### What the task asks
From the entries below, please gather each line containing the string "cloud".

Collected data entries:
* * * * * * * * *

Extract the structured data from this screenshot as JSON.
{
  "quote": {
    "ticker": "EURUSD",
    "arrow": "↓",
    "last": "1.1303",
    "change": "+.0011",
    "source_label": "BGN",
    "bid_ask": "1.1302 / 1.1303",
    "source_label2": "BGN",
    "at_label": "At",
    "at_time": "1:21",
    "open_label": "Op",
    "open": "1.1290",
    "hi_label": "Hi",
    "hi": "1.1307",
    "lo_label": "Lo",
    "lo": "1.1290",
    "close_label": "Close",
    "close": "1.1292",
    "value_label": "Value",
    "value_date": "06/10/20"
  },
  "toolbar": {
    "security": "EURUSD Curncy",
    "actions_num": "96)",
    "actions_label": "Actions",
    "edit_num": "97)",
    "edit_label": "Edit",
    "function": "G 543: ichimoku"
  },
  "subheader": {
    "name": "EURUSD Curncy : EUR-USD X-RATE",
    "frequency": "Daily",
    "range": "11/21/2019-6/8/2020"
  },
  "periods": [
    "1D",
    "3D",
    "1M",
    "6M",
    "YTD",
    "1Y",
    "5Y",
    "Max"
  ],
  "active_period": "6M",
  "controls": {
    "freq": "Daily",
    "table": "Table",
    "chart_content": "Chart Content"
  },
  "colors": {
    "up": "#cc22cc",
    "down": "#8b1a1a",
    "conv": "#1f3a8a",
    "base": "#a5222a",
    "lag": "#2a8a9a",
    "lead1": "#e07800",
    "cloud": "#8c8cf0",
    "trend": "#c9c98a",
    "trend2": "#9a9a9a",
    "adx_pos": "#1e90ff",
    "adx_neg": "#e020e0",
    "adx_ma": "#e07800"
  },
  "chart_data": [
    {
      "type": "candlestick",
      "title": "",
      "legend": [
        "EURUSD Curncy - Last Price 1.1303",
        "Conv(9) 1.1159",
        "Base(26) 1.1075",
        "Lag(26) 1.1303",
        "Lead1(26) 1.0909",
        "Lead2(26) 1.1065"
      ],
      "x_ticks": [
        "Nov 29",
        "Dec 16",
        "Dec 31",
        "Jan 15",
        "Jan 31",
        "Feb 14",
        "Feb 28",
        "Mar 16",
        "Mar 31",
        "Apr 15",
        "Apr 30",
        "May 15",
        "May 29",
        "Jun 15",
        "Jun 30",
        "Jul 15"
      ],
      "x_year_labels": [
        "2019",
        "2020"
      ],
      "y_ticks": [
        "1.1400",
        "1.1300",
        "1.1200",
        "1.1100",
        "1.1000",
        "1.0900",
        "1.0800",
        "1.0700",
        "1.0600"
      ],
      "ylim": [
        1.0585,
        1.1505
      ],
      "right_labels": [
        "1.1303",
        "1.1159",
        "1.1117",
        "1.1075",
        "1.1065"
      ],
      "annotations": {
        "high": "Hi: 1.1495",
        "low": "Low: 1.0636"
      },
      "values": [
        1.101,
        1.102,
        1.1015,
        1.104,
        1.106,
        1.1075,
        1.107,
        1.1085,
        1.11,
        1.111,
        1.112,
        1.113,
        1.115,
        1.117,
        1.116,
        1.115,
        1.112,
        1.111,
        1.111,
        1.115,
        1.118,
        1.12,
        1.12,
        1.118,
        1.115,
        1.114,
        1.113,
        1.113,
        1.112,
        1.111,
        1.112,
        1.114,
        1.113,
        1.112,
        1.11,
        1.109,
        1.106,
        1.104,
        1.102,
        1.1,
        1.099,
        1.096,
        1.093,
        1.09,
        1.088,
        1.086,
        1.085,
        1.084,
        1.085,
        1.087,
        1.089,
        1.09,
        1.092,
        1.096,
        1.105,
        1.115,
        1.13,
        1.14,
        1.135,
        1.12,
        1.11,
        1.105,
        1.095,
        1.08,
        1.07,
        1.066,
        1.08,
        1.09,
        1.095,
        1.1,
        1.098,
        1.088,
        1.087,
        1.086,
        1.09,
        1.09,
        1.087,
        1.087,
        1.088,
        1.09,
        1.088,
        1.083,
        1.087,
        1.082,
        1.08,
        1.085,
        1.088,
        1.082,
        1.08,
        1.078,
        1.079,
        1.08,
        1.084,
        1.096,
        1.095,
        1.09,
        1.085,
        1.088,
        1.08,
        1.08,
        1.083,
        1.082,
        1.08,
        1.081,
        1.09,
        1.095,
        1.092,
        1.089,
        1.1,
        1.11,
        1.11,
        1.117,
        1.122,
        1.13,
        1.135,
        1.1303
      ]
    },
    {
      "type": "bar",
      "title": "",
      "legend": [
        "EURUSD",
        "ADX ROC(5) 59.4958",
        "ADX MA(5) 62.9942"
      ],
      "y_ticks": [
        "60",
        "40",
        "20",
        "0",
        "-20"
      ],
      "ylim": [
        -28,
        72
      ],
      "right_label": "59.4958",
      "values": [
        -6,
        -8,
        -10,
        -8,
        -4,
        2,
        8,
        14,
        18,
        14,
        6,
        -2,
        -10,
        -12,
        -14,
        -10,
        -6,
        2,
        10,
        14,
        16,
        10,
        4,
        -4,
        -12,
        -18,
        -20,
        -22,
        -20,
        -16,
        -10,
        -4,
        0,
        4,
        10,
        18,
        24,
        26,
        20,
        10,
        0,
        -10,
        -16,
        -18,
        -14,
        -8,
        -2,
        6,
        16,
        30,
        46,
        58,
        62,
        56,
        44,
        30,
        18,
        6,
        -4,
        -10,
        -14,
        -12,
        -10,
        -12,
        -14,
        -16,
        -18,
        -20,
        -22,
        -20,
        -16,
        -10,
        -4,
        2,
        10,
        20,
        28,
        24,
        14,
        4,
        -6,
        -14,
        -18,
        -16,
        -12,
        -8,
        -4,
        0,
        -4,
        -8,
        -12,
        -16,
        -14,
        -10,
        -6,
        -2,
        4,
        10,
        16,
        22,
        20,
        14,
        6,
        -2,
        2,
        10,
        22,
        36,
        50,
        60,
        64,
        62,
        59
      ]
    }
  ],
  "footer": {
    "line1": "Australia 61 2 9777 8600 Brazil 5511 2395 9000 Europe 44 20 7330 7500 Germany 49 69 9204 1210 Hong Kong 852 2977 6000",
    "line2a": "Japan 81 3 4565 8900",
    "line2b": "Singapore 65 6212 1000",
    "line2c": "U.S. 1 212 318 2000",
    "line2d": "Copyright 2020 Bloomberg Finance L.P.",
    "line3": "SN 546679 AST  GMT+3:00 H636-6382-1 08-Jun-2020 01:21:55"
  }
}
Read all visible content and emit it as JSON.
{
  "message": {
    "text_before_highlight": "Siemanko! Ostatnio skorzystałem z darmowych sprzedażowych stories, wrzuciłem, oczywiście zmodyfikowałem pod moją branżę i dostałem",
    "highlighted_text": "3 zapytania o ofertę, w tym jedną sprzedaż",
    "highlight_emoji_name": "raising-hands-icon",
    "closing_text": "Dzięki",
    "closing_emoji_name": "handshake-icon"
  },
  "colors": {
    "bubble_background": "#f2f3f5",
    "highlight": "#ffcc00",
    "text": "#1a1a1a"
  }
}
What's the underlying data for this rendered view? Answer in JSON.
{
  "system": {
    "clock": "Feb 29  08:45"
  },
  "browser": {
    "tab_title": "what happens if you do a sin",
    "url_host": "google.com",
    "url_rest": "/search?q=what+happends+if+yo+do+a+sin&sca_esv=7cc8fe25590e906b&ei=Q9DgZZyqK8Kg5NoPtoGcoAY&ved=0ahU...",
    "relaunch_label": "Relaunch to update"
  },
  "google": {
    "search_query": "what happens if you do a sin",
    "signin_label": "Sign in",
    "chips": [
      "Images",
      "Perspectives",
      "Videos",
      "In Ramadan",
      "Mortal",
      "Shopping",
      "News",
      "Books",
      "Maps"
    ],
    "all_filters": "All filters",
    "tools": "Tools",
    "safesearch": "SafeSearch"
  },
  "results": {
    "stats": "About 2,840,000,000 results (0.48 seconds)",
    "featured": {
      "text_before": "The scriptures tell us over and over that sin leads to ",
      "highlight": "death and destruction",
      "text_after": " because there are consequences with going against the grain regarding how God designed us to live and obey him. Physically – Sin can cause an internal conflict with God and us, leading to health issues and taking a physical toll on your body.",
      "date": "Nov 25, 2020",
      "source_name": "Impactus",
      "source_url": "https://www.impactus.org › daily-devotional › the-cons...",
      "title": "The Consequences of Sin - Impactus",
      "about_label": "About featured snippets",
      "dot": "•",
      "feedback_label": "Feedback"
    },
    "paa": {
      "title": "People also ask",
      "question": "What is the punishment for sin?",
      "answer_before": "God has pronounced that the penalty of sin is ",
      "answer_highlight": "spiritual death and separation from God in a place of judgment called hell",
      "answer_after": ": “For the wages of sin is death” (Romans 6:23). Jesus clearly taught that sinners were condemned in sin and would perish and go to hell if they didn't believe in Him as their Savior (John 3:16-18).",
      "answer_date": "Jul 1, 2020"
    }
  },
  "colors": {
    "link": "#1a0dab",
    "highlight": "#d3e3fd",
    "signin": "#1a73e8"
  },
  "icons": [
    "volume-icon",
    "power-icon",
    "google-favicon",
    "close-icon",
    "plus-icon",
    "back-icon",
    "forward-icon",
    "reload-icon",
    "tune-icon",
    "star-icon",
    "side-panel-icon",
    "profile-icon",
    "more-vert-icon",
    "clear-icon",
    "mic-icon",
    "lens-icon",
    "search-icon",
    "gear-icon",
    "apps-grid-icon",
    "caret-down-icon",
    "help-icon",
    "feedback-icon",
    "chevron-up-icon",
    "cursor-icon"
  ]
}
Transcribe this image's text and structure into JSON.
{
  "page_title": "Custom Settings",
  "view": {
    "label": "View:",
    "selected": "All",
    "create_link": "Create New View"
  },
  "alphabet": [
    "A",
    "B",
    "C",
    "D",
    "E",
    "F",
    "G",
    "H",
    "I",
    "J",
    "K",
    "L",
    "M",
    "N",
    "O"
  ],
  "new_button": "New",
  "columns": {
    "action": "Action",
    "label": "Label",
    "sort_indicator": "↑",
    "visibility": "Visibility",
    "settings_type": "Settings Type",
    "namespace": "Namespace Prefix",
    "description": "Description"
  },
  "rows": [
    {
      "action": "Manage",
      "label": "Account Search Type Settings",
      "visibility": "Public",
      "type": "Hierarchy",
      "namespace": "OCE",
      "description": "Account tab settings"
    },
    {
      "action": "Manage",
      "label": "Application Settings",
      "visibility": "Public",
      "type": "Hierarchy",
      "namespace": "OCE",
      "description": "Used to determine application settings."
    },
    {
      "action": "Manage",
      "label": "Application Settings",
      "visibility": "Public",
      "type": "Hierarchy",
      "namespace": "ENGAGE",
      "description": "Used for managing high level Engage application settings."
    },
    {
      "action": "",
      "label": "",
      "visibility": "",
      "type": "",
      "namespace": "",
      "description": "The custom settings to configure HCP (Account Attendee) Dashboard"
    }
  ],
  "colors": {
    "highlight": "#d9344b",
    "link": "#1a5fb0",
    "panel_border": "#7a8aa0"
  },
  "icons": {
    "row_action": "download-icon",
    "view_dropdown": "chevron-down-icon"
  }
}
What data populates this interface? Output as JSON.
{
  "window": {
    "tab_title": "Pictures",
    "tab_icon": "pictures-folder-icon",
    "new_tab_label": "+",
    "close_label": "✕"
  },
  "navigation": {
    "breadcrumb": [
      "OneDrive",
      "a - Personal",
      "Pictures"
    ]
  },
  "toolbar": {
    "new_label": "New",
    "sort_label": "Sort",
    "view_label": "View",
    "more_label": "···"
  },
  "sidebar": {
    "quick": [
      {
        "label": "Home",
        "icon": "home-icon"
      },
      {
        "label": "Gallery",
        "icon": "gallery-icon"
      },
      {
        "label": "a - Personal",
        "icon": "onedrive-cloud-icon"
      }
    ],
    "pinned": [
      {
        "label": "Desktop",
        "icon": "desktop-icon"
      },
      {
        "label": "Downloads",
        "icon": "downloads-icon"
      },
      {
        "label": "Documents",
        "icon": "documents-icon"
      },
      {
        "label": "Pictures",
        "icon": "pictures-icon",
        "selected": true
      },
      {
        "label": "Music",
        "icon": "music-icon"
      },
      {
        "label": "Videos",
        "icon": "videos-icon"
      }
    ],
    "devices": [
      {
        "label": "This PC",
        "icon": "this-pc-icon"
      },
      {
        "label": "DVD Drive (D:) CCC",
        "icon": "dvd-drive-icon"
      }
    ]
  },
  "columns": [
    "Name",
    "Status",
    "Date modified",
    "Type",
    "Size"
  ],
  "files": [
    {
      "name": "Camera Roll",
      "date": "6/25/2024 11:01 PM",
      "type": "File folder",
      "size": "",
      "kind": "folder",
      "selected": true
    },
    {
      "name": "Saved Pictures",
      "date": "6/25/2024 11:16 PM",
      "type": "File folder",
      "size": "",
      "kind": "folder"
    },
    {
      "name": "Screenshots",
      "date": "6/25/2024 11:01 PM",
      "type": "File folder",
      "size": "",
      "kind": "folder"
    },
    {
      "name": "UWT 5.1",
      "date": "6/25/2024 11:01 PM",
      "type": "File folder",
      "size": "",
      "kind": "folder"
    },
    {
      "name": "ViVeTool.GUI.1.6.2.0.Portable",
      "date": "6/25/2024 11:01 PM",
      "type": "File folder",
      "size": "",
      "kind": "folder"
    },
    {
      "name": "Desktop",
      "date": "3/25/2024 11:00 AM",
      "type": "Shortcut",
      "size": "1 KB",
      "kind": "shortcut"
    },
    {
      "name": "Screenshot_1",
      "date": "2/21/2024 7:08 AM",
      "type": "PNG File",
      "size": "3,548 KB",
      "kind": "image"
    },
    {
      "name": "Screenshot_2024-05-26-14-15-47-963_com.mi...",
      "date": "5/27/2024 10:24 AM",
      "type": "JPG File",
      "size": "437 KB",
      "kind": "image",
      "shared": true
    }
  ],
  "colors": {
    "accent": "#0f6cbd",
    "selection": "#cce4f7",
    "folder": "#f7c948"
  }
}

* * * * * * * * *

### Expected answer
    "cloud": "#8c8cf0",
        "icon": "onedrive-cloud-icon"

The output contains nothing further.